::: DATASET ENTRIES

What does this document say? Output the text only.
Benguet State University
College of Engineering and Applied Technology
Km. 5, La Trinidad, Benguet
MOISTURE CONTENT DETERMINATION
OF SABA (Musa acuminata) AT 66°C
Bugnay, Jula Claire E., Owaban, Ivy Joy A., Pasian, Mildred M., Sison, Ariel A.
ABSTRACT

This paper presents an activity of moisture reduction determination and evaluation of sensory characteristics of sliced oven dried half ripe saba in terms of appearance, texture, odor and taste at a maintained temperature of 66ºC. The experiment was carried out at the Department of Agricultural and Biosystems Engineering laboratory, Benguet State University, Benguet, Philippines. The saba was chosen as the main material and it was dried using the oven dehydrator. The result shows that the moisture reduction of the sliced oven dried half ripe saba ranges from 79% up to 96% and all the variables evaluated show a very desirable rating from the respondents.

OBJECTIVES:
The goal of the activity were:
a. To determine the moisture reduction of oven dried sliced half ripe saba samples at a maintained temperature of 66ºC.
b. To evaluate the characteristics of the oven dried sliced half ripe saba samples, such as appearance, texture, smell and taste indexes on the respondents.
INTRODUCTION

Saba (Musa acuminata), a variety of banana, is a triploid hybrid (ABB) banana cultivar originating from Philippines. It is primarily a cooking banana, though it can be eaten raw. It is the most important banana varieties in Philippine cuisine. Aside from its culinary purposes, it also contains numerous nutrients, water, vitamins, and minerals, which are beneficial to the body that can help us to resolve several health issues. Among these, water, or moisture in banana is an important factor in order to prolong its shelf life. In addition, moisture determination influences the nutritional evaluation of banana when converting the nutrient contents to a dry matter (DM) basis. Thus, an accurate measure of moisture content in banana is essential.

::::::

#### WORK TO BE COMPLETED:
From the listing above, extract all records word for word.

#### TASK RESPONSE:
What does this document say? Output the text only.
Benguet State University
College of Engineering and Applied Technology
Km. 5, La Trinidad, Benguet
MOISTURE CONTENT DETERMINATION
OF SABA (Musa acuminata) AT 66°C
Bugnay, Jula Claire E., Owaban, Ivy Joy A., Pasian, Mildred M., Sison, Ariel A.
ABSTRACT

This paper presents an activity of moisture reduction determination and evaluation of sensory characteristics of sliced oven dried half ripe saba in terms of appearance, texture, odor and taste at a maintained temperature of 66ºC. The experiment was carried out at the Department of Agricultural and Biosystems Engineering laboratory, Benguet State University, Benguet, Philippines. The saba was chosen as the main material and it was dried using the oven dehydrator. The result shows that the moisture reduction of the sliced oven dried half ripe saba ranges from 79% up to 96% and all the variables evaluated show a very desirable rating from the respondents.

OBJECTIVES:
The goal of the activity were:
a. To determine the moisture reduction of oven dried sliced half ripe saba samples at a maintained temperature of 66ºC.
b. To evaluate the characteristics of the oven dried sliced half ripe saba samples, such as appearance, texture, smell and taste indexes on the respondents.
INTRODUCTION

Saba (Musa acuminata), a variety of banana, is a triploid hybrid (ABB) banana cultivar originating from Philippines. It is primarily a cooking banana, though it can be eaten raw. It is the most important banana varieties in Philippine cuisine. Aside from its culinary purposes, it also contains numerous nutrients, water, vitamins, and minerals, which are beneficial to the body that can help us to resolve several health issues. Among these, water, or moisture in banana is an important factor in order to prolong its shelf life. In addition, moisture determination influences the nutritional evaluation of banana when converting the nutrient contents to a dry matter (DM) basis. Thus, an accurate measure of moisture content in banana is essential.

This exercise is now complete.